Collected data entries:
- - - -

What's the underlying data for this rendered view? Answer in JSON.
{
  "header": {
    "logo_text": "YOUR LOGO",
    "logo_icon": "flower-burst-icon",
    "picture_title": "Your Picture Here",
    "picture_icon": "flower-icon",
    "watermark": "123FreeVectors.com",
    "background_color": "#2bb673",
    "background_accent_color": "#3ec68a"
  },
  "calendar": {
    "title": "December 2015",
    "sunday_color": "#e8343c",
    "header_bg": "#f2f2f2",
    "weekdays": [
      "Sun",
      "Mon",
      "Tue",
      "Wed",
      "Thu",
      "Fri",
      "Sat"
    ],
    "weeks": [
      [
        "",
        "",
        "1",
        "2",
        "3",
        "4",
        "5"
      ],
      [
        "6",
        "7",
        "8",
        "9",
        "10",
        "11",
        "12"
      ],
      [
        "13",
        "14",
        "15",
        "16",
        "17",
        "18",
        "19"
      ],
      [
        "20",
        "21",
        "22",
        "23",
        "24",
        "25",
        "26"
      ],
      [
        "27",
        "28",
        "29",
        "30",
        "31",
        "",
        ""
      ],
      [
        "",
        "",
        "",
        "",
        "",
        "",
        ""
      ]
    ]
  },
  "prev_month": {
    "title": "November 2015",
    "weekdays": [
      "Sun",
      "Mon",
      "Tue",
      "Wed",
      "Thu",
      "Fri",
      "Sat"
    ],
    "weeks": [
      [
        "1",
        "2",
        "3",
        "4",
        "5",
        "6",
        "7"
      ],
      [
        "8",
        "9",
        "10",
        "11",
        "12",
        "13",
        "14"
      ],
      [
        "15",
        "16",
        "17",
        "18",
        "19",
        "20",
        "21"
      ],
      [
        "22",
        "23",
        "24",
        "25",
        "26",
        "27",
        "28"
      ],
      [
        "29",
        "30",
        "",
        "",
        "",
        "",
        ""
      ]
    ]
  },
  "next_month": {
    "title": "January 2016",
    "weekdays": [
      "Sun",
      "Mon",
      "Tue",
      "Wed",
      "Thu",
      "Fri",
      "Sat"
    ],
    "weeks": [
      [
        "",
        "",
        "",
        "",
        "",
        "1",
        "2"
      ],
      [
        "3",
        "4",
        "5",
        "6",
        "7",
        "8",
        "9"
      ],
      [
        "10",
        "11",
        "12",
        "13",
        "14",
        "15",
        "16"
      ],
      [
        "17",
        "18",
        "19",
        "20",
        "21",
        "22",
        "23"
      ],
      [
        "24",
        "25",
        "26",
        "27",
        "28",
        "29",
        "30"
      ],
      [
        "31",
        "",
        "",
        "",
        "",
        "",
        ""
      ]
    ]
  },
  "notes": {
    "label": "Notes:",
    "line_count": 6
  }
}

- - - -

= WRITTEN TASK =
All of the entries above must be quoted exactly.

= WRITTEN RESPONSE =
What's the underlying data for this rendered view? Answer in JSON.
{
  "header": {
    "logo_text": "YOUR LOGO",
    "logo_icon": "flower-burst-icon",
    "picture_title": "Your Picture Here",
    "picture_icon": "flower-icon",
    "watermark": "123FreeVectors.com",
    "background_color": "#2bb673",
    "background_accent_color": "#3ec68a"
  },
  "calendar": {
    "title": "December 2015",
    "sunday_color": "#e8343c",
    "header_bg": "#f2f2f2",
    "weekdays": [
      "Sun",
      "Mon",
      "Tue",
      "Wed",
      "Thu",
      "Fri",
      "Sat"
    ],
    "weeks": [
      [
        "",
        "",
        "1",
        "2",
        "3",
        "4",
        "5"
      ],
      [
        "6",
        "7",
        "8",
        "9",
        "10",
        "11",
        "12"
      ],
      [
        "13",
        "14",
        "15",
        "16",
        "17",
        "18",
        "19"
      ],
      [
        "20",
        "21",
        "22",
        "23",
        "24",
        "25",
        "26"
      ],
      [
        "27",
        "28",
        "29",
        "30",
        "31",
        "",
        ""
      ],
      [
        "",
        "",
        "",
        "",
        "",
        "",
        ""
      ]
    ]
  },
  "prev_month": {
    "title": "November 2015",
    "weekdays": [
      "Sun",
      "Mon",
      "Tue",
      "Wed",
      "Thu",
      "Fri",
      "Sat"
    ],
    "weeks": [
      [
        "1",
        "2",
        "3",
        "4",
        "5",
        "6",
        "7"
      ],
      [
        "8",
        "9",
        "10",
        "11",
        "12",
        "13",
        "14"
      ],
      [
        "15",
        "16",
        "17",
        "18",
        "19",
        "20",
        "21"
      ],
      [
        "22",
        "23",
        "24",
        "25",
        "26",
        "27",
        "28"
      ],
      [
        "29",
        "30",
        "",
        "",
        "",
        "",
        ""
      ]
    ]
  },
  "next_month": {
    "title": "January 2016",
    "weekdays": [
      "Sun",
      "Mon",
      "Tue",
      "Wed",
      "Thu",
      "Fri",
      "Sat"
    ],
    "weeks": [
      [
        "",
        "",
        "",
        "",
        "",
        "1",
        "2"
      ],
      [
        "3",
        "4",
        "5",
        "6",
        "7",
        "8",
        "9"
      ],
      [
        "10",
        "11",
        "12",
        "13",
        "14",
        "15",
        "16"
      ],
      [
        "17",
        "18",
        "19",
        "20",
        "21",
        "22",
        "23"
      ],
      [
        "24",
        "25",
        "26",
        "27",
        "28",
        "29",
        "30"
      ],
      [
        "31",
        "",
        "",
        "",
        "",
        "",
        ""
      ]
    ]
  },
  "notes": {
    "label": "Notes:",
    "line_count": 6
  }
}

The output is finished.